**INFORMATION PROVIDED**
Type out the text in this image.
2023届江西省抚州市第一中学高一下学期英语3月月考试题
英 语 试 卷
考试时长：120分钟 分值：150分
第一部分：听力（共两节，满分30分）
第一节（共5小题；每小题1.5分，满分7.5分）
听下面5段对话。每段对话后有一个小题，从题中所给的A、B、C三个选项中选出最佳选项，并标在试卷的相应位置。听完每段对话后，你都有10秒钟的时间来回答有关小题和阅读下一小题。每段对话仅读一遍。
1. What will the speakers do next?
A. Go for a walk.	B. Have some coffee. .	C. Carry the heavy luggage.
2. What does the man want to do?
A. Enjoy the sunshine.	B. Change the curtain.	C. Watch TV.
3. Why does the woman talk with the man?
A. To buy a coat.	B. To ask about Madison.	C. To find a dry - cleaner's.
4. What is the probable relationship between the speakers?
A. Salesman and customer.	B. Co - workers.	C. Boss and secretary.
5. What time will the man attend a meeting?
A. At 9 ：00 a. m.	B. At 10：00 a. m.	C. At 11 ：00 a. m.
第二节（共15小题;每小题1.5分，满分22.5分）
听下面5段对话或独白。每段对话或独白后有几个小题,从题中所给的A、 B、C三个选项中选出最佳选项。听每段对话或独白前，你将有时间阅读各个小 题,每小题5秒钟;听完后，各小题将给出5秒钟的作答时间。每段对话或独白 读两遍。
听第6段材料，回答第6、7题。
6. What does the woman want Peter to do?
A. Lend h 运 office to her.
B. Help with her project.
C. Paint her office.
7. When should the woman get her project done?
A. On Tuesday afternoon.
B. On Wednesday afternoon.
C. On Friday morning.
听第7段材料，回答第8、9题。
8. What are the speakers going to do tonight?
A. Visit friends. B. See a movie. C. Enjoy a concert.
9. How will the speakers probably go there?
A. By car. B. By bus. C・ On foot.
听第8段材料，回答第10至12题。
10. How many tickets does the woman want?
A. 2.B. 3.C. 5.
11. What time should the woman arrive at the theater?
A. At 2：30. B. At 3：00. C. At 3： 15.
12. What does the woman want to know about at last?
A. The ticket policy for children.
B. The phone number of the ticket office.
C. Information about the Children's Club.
--
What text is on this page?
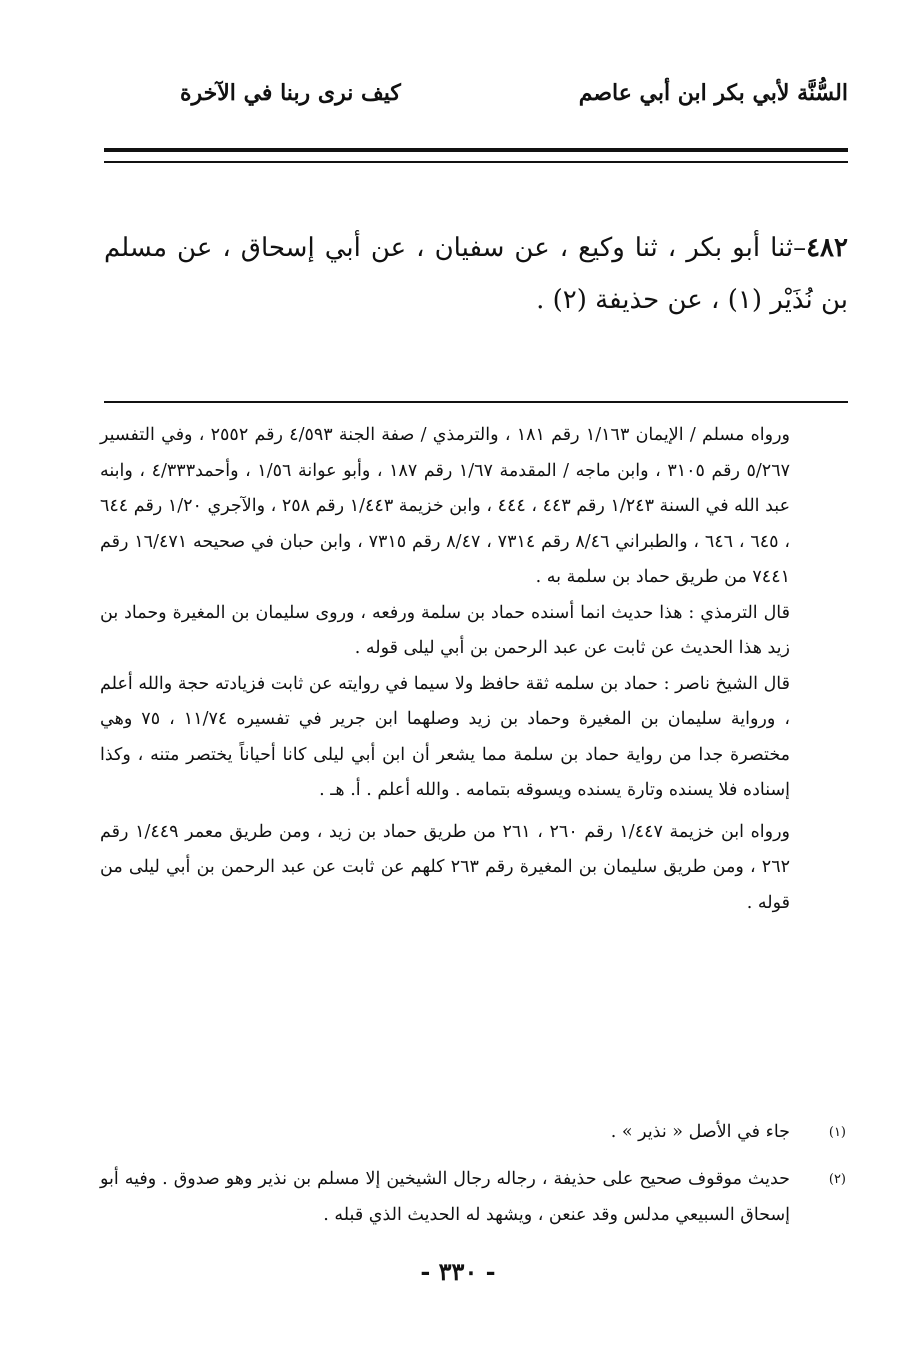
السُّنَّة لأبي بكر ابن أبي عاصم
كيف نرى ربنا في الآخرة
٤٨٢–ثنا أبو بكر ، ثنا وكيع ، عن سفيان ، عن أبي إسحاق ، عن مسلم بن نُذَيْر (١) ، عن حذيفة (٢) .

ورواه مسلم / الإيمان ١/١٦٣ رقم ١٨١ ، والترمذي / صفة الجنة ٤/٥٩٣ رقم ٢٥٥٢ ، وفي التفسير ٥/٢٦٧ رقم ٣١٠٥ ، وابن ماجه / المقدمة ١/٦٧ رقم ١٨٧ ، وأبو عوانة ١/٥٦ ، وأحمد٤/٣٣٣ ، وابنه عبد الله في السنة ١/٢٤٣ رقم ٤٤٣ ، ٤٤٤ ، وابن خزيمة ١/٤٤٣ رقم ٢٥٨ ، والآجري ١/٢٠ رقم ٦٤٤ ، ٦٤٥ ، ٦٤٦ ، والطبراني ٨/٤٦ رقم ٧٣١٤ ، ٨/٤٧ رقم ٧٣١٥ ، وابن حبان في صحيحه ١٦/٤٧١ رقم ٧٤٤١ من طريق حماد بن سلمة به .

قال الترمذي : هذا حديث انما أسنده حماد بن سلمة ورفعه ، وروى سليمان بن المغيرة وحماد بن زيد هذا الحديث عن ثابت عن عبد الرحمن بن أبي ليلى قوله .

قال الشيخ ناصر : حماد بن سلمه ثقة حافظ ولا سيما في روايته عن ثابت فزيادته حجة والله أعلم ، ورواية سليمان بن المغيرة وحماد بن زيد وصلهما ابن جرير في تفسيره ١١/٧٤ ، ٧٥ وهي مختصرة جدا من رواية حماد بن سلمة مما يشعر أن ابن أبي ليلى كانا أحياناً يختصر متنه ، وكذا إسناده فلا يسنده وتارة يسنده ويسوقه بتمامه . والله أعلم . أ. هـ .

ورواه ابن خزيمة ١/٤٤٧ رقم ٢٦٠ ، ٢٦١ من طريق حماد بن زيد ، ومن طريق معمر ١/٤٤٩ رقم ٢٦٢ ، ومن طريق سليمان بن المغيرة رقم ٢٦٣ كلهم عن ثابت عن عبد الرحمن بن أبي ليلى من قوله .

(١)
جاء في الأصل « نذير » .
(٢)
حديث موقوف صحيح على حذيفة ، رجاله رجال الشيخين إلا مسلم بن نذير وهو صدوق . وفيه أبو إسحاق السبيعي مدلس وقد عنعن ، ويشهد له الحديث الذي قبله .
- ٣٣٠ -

**AIM**
Which lines contain the word "with"? Copy each of them.

**EXERCISE ANSWER**
3. Why does the woman talk with the man?
B. Help with her project.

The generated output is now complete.